** start SOURCE MATERIAL **

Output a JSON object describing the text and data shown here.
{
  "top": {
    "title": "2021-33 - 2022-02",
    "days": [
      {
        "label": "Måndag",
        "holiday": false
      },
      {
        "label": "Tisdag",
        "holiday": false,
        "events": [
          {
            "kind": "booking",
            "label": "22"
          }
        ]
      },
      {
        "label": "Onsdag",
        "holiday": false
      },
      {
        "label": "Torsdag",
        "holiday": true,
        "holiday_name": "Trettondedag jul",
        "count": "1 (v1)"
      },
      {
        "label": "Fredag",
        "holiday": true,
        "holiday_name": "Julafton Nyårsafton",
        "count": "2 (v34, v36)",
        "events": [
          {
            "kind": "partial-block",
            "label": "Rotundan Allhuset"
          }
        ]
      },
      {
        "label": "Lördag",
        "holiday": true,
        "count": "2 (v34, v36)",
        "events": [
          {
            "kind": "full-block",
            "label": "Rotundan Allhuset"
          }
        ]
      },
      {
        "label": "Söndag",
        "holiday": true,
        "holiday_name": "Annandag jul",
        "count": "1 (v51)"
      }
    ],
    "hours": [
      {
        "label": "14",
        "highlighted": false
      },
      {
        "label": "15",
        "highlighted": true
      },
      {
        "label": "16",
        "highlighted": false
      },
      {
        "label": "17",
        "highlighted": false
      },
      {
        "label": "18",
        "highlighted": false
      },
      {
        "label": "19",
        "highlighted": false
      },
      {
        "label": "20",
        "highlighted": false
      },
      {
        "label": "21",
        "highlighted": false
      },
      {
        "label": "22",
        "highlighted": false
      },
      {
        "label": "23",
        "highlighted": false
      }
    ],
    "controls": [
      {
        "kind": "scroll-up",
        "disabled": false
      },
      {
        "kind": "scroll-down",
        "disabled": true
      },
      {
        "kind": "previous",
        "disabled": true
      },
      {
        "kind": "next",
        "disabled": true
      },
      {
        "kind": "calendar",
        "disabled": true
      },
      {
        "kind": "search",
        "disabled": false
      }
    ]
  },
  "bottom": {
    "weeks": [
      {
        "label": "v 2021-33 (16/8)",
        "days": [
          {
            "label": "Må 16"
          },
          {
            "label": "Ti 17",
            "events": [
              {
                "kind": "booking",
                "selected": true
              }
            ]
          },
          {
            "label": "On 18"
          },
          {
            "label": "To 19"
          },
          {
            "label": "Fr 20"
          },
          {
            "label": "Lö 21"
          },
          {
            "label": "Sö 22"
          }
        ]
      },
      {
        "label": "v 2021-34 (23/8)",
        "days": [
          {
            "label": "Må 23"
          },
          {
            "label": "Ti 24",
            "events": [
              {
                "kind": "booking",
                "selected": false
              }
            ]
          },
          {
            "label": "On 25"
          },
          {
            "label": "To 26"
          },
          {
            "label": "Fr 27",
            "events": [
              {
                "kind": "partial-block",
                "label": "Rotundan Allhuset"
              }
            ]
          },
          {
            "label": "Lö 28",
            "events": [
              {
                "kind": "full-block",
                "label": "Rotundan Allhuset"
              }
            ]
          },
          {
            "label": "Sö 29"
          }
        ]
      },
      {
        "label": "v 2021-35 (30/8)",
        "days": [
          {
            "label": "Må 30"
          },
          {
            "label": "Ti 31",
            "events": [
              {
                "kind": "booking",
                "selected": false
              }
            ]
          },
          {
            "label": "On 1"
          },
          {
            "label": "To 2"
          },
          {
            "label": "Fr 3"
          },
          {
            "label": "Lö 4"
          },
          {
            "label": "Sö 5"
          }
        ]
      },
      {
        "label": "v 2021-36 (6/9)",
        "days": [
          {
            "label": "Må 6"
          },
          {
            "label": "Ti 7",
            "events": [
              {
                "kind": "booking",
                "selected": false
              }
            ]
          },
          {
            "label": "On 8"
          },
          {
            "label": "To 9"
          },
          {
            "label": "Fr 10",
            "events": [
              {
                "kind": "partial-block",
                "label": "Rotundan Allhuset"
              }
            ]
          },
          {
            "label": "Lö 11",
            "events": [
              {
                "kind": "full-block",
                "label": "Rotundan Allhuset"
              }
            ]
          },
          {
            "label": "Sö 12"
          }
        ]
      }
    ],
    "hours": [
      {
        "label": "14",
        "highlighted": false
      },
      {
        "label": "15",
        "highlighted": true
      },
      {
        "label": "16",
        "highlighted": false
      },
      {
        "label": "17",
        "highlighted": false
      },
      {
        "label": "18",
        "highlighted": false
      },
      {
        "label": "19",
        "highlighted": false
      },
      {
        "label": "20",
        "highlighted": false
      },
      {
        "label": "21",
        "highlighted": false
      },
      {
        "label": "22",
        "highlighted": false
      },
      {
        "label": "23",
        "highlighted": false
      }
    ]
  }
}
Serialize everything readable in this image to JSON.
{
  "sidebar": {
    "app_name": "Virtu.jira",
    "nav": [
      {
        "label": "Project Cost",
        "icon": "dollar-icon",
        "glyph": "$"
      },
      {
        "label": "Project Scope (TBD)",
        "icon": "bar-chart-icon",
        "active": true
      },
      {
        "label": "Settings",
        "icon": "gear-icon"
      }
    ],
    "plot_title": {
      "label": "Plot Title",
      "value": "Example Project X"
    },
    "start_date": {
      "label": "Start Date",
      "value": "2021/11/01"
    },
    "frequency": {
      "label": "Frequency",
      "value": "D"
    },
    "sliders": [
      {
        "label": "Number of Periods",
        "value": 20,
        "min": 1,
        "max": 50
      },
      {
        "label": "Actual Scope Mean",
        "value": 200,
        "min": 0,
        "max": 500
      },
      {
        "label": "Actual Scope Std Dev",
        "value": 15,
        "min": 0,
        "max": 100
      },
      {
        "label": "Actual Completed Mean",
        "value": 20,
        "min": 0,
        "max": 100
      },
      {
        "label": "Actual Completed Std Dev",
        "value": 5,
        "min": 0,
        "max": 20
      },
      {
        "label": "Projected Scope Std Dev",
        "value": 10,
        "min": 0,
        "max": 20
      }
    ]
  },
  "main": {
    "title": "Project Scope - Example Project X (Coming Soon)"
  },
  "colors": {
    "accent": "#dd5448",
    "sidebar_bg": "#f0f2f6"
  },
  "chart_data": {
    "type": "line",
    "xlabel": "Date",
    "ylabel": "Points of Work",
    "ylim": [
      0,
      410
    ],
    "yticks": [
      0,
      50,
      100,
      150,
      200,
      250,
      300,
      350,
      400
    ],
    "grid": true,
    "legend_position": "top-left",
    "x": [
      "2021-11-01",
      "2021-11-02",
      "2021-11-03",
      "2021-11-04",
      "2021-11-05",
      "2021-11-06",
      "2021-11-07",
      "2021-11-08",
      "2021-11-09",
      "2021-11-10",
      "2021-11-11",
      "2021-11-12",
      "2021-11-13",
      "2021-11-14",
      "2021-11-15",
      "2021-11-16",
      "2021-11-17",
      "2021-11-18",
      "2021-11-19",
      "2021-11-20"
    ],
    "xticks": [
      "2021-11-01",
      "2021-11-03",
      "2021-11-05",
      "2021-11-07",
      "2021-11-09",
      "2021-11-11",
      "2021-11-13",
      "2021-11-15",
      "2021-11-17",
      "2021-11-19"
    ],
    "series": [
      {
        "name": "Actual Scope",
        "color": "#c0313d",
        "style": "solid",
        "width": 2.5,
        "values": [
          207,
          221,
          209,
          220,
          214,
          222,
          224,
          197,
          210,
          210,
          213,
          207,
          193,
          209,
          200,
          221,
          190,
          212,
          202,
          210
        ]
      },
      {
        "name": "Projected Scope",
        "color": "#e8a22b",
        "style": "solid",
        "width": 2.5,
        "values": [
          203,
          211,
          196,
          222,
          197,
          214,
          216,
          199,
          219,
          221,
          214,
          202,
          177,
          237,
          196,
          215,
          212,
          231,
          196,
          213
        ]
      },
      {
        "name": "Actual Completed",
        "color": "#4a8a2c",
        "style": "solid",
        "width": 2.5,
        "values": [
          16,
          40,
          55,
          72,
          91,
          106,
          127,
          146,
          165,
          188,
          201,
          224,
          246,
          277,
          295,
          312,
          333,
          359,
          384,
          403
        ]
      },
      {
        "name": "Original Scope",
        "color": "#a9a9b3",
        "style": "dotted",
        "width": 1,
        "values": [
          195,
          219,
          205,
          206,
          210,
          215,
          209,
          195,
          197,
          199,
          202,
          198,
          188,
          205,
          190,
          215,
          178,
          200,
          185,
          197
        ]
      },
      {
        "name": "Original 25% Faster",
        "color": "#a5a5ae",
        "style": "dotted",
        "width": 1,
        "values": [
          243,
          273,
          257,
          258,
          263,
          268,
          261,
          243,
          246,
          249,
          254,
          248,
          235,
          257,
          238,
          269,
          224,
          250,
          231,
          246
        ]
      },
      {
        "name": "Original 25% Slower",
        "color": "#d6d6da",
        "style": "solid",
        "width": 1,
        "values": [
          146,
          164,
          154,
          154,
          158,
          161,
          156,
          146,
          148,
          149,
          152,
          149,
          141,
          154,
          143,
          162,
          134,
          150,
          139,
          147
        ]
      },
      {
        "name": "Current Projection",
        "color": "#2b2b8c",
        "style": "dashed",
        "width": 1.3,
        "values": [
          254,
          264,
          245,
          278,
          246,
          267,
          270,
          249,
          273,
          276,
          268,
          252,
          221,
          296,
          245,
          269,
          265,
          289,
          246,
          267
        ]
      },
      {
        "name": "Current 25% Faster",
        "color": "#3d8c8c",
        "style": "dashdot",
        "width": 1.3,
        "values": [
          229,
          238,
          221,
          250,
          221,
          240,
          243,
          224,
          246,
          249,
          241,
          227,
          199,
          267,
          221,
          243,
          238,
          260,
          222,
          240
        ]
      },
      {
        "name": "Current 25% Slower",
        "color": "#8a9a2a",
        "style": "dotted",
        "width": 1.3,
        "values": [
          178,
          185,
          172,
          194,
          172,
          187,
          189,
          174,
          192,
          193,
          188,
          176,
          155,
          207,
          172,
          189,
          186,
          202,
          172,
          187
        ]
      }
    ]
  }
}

** end SOURCE MATERIAL **
** start SOURCE MATERIAL **

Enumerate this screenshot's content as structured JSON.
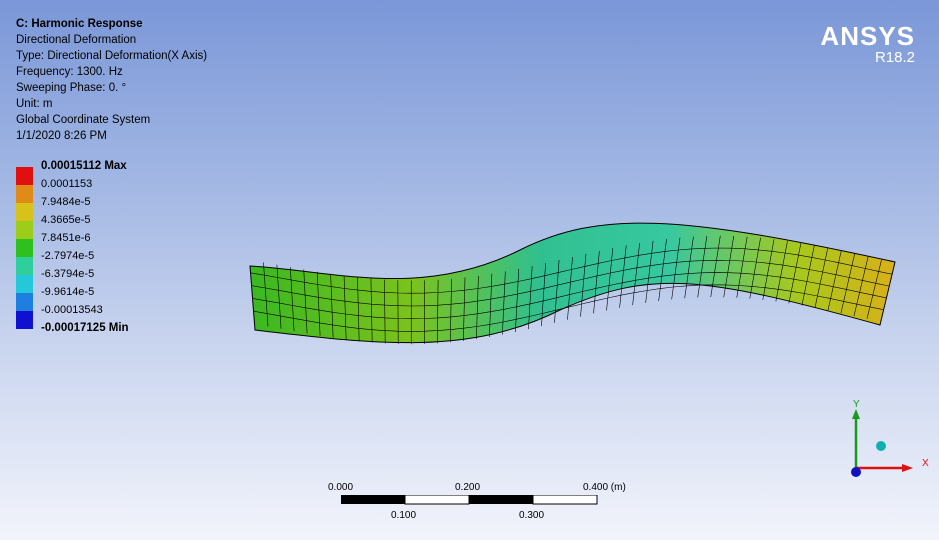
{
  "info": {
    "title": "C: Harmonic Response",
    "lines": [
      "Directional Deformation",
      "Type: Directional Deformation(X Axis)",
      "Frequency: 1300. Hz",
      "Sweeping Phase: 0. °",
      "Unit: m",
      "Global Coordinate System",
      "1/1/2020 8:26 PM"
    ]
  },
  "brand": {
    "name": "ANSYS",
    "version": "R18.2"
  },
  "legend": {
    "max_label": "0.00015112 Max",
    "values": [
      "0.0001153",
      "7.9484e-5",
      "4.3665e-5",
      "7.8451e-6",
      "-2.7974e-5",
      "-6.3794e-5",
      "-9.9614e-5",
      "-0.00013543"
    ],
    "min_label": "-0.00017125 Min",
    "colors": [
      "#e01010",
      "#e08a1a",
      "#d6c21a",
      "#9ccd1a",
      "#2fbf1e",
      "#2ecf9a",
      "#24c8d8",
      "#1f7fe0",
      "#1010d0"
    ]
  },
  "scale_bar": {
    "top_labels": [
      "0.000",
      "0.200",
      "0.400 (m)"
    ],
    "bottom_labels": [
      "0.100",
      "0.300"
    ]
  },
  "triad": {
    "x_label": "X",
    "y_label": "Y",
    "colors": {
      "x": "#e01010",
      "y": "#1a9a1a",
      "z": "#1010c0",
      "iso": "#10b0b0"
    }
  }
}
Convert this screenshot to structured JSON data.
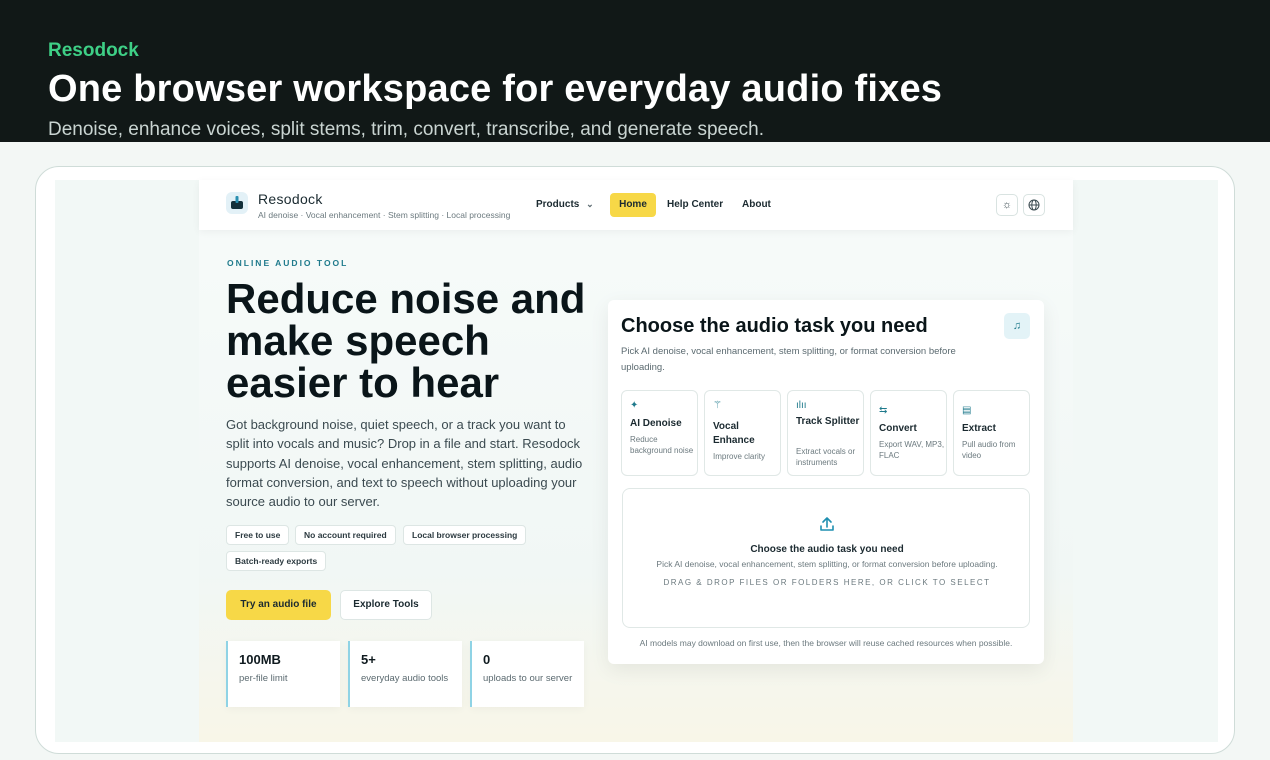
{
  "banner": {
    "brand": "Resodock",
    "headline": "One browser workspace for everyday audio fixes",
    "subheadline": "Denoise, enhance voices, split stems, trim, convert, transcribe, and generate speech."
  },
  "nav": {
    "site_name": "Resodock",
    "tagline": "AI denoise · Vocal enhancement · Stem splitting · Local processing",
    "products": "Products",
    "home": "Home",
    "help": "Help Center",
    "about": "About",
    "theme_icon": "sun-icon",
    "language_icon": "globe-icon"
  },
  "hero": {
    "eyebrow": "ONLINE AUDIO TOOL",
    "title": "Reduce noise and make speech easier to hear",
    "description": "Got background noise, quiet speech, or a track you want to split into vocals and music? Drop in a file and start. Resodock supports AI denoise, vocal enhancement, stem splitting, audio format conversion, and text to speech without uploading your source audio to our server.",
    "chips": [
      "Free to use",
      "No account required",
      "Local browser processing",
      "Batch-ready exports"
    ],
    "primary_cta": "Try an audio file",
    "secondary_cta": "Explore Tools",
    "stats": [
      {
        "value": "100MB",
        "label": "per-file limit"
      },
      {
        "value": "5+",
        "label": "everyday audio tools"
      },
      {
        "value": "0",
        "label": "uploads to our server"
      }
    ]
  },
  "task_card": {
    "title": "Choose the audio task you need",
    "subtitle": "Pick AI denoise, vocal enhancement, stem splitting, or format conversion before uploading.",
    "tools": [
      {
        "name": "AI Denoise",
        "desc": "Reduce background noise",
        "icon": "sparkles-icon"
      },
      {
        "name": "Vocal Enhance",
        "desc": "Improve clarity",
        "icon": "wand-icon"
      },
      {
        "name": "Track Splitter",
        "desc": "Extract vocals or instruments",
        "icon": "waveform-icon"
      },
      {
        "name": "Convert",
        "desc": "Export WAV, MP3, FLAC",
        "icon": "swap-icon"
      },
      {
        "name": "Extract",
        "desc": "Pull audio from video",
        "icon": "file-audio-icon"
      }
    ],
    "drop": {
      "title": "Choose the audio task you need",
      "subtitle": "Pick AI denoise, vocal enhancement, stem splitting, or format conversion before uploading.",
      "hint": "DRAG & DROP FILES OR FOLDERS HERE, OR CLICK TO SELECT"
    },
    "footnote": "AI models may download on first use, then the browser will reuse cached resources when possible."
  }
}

** end SOURCE MATERIAL **
** start SOURCE MATERIAL **

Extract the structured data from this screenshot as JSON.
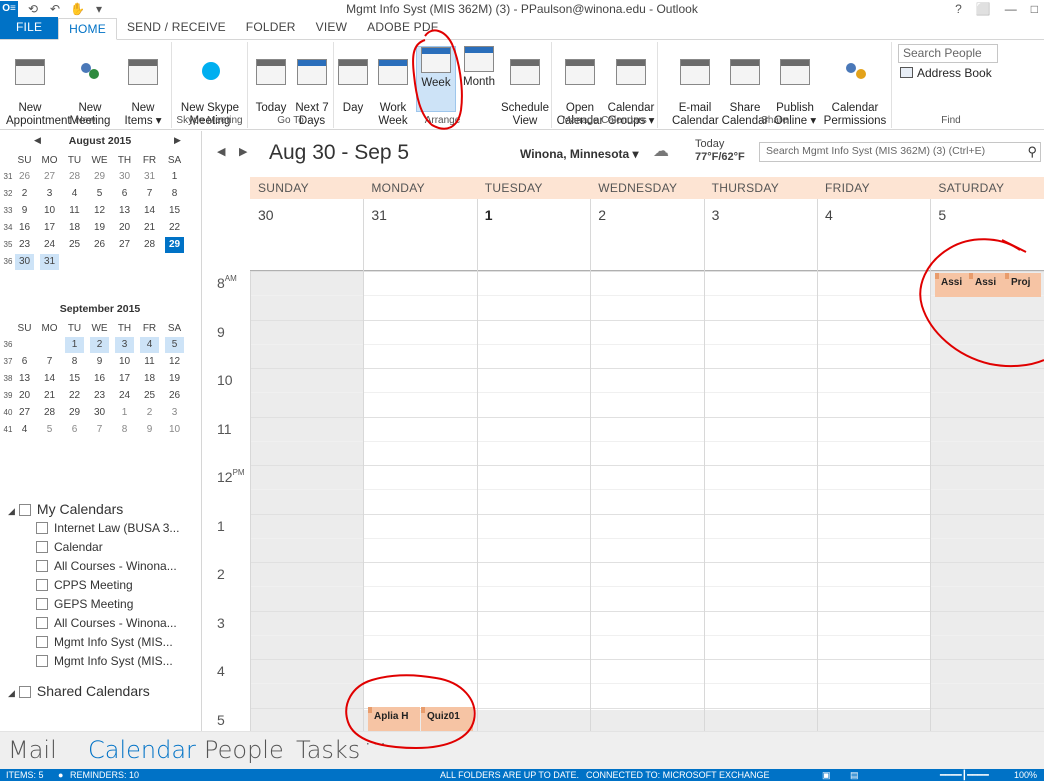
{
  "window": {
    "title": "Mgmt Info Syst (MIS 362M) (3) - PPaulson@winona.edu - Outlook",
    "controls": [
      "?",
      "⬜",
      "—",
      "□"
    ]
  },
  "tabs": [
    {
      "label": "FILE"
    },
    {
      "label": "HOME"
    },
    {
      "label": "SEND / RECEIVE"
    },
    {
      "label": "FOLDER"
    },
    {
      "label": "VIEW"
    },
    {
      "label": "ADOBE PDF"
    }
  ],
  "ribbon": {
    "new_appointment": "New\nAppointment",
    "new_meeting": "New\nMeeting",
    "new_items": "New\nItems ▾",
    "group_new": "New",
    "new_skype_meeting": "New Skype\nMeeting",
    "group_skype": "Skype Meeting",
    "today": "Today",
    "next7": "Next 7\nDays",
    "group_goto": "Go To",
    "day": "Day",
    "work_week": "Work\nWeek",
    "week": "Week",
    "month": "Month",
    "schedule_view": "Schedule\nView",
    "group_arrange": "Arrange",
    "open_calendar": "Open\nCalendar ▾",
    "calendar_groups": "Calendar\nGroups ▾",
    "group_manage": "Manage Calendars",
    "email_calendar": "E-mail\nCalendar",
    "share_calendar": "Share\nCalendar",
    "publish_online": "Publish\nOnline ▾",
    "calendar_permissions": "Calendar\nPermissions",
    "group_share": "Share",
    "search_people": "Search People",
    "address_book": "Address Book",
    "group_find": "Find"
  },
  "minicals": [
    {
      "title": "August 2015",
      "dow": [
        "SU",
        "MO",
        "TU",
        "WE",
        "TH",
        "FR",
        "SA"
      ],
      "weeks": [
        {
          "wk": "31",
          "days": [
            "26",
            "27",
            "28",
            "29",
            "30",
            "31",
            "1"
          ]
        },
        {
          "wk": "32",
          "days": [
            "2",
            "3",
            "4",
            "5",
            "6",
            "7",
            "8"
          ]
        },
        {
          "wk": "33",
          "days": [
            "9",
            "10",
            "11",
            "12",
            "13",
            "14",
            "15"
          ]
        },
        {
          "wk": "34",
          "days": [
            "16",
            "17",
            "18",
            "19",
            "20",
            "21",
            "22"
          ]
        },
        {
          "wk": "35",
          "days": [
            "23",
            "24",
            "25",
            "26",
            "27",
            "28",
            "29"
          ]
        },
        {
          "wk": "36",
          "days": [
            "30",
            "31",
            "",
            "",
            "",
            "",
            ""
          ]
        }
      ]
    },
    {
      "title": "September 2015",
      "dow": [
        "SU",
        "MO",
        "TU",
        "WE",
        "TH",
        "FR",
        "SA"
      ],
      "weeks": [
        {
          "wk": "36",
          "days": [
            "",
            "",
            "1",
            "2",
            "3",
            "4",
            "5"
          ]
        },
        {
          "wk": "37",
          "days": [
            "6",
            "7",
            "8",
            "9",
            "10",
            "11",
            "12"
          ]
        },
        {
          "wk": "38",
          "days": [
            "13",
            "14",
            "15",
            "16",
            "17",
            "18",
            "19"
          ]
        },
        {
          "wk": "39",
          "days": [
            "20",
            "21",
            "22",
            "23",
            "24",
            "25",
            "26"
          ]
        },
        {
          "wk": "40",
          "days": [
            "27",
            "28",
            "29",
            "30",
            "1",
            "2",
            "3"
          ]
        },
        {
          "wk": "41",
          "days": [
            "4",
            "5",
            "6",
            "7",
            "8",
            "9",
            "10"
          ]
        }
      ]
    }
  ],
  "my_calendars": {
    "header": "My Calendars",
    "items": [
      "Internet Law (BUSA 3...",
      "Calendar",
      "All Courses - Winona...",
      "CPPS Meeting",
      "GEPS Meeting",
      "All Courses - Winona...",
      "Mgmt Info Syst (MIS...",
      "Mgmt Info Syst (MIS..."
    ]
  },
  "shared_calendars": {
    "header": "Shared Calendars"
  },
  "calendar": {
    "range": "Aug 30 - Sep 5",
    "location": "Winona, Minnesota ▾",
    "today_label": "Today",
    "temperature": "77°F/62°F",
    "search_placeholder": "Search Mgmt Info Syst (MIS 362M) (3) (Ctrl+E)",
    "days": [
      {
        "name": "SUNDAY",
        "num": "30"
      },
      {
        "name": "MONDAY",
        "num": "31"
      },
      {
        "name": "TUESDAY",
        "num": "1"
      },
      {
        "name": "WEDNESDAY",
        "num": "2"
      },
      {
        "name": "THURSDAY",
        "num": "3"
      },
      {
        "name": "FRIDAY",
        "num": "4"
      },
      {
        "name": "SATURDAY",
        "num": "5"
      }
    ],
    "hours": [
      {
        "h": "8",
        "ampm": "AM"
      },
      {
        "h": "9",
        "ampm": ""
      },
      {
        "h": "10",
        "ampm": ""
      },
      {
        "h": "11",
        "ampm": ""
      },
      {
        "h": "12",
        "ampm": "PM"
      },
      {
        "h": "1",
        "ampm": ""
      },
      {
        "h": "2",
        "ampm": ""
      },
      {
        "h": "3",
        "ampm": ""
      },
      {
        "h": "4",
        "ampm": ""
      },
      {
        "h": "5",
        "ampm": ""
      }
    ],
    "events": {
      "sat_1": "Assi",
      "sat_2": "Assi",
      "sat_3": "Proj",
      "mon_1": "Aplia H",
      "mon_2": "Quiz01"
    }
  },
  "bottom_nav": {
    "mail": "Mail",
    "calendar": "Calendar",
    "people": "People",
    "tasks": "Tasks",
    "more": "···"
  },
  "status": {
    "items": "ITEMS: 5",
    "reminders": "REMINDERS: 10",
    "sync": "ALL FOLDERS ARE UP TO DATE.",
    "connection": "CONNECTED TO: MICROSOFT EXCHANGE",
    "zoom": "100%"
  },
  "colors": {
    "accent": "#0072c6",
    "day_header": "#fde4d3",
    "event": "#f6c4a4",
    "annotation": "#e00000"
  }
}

** end SOURCE MATERIAL **

> [PROBLEM TO WORK ON]
Which lines contain "need"? Copy each of them out.

> [WORKED ANSWER]
    "title": "Choose the audio task you need",
      "title": "Choose the audio task you need",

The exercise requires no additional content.